### Task objective
Search the data for the word "Read" and copy every line that contains it.

[start of Extracted material]

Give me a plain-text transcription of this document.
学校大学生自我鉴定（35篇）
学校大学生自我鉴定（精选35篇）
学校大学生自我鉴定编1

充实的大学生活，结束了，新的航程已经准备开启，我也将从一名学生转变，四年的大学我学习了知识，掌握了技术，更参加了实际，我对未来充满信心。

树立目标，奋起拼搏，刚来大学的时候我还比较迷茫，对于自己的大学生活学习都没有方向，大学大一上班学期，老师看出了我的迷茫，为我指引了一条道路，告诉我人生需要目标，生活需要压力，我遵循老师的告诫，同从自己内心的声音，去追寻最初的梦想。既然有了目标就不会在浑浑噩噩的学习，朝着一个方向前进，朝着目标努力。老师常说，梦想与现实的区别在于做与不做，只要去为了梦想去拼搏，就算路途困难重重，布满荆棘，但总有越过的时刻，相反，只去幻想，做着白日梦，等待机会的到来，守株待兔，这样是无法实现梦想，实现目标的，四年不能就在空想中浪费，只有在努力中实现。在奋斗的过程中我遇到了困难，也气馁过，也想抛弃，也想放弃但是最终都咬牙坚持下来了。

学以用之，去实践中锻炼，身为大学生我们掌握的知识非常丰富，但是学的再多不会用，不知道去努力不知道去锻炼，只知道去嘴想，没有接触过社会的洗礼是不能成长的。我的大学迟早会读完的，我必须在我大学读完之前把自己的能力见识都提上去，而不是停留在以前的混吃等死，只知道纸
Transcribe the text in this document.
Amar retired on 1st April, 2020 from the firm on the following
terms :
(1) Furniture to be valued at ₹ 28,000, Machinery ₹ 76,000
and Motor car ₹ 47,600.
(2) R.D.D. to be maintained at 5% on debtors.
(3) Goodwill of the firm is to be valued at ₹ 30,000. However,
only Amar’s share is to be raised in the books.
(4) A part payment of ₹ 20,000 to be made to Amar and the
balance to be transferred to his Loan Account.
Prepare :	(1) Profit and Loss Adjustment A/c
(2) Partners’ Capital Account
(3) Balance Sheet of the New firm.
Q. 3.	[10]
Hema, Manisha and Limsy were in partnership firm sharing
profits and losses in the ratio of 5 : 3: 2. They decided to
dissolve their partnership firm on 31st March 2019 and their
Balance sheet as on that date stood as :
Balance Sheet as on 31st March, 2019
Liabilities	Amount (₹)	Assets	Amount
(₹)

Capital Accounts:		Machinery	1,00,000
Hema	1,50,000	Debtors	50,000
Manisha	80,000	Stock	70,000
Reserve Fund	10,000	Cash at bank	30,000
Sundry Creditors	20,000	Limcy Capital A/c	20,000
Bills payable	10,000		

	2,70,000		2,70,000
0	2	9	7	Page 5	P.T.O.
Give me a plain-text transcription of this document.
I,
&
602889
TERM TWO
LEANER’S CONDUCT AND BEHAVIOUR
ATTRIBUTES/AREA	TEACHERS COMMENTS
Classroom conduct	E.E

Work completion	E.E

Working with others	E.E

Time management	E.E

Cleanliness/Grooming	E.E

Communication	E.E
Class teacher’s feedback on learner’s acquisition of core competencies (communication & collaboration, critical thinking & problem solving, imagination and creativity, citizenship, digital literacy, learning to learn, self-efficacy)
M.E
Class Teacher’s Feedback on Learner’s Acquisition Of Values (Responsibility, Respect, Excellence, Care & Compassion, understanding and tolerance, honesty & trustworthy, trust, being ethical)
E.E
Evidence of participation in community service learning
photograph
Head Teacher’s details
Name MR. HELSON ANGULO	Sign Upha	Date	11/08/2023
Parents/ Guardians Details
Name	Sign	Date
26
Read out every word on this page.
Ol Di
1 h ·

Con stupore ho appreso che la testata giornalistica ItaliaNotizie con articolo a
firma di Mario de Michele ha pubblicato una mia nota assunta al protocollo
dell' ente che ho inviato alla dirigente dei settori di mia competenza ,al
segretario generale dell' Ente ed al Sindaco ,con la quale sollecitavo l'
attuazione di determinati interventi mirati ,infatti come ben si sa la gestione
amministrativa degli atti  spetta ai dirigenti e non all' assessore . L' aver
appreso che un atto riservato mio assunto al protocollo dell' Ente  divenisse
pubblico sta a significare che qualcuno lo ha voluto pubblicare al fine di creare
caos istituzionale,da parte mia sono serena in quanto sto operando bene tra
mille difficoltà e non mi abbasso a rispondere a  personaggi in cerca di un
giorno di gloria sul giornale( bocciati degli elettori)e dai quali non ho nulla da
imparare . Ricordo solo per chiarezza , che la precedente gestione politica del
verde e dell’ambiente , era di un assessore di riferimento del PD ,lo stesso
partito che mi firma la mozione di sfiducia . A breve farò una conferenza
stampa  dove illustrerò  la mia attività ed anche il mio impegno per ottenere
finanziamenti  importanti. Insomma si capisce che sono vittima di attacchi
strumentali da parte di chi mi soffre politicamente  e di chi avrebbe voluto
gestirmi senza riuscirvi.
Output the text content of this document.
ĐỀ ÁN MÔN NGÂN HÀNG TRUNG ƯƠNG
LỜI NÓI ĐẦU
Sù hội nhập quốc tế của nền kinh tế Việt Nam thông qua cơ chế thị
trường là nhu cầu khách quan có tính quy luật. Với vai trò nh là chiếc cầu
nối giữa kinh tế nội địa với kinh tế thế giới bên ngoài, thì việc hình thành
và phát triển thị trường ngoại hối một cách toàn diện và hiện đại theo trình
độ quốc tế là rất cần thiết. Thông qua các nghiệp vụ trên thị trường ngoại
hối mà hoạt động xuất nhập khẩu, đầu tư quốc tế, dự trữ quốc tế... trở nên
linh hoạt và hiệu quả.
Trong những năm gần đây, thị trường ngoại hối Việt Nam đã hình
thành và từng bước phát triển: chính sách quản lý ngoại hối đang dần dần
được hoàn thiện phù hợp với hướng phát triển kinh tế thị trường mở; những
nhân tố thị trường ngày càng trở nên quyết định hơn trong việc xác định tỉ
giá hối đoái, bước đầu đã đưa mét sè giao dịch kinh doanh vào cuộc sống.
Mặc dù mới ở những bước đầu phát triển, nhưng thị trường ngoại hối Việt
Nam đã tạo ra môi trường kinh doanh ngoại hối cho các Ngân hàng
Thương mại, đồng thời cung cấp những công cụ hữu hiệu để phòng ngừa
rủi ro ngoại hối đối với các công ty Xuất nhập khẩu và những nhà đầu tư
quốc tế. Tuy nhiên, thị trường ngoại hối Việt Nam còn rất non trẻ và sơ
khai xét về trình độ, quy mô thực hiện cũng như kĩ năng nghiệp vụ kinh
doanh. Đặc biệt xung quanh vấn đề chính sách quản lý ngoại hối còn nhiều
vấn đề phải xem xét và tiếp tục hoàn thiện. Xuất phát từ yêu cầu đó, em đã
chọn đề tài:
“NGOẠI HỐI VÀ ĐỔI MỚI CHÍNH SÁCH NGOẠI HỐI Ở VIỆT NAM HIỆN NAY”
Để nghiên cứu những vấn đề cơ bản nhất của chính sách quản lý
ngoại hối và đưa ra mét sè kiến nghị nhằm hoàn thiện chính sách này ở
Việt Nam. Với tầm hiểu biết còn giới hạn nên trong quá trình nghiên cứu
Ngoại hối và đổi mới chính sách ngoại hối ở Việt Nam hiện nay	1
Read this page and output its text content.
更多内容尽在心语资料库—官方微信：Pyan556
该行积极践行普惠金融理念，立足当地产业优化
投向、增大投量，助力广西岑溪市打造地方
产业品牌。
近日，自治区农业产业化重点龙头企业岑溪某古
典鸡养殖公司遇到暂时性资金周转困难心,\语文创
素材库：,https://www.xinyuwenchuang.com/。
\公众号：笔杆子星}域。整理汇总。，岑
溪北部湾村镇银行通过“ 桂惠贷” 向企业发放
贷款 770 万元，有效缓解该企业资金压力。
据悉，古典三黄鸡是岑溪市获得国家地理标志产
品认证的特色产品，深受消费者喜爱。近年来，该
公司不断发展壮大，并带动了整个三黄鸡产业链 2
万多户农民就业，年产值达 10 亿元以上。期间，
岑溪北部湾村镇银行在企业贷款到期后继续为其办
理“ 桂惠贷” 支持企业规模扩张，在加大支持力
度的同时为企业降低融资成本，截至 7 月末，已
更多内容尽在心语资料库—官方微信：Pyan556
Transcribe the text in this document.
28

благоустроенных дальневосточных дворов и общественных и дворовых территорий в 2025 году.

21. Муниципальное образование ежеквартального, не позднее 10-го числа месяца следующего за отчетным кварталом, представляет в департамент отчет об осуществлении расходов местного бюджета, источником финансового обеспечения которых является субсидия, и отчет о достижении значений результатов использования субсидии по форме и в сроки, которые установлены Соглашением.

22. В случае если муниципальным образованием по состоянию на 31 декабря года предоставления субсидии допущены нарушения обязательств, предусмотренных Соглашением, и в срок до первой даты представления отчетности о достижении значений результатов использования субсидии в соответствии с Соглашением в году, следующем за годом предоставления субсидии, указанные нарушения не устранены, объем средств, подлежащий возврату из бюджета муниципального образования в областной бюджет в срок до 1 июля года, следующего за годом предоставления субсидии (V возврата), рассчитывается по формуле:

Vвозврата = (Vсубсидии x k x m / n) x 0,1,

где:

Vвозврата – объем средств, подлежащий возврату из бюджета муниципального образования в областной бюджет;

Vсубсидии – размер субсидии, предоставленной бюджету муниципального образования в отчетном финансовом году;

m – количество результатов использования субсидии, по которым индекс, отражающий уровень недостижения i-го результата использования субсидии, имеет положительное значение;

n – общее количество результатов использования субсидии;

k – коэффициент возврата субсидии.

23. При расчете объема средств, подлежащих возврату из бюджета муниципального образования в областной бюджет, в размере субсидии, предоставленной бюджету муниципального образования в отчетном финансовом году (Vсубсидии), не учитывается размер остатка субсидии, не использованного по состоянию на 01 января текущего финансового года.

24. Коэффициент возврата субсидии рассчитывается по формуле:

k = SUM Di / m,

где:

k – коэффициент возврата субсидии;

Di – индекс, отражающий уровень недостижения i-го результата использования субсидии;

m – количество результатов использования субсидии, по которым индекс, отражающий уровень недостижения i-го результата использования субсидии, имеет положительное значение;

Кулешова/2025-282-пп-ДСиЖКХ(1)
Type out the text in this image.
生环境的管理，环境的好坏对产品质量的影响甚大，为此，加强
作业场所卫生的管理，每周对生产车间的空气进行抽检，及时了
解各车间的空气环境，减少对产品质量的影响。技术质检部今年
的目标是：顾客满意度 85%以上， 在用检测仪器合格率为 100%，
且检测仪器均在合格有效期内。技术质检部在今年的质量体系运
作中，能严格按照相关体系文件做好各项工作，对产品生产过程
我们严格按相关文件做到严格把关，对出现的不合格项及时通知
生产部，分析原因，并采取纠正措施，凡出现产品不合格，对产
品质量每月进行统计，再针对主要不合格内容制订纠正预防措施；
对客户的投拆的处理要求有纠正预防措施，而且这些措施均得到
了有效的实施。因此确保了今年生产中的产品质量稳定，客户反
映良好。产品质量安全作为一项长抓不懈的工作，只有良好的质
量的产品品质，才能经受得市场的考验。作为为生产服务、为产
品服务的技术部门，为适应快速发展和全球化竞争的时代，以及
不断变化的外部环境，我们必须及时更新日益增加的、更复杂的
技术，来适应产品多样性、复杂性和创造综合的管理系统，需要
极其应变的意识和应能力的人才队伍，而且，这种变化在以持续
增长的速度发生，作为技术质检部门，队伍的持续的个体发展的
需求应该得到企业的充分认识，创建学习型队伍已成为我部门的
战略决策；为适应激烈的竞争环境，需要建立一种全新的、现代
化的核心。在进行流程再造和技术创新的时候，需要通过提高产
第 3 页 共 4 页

[end of Extracted material]

### Solution for this exercise
Read out every word on this page.
Read this page and output its text content.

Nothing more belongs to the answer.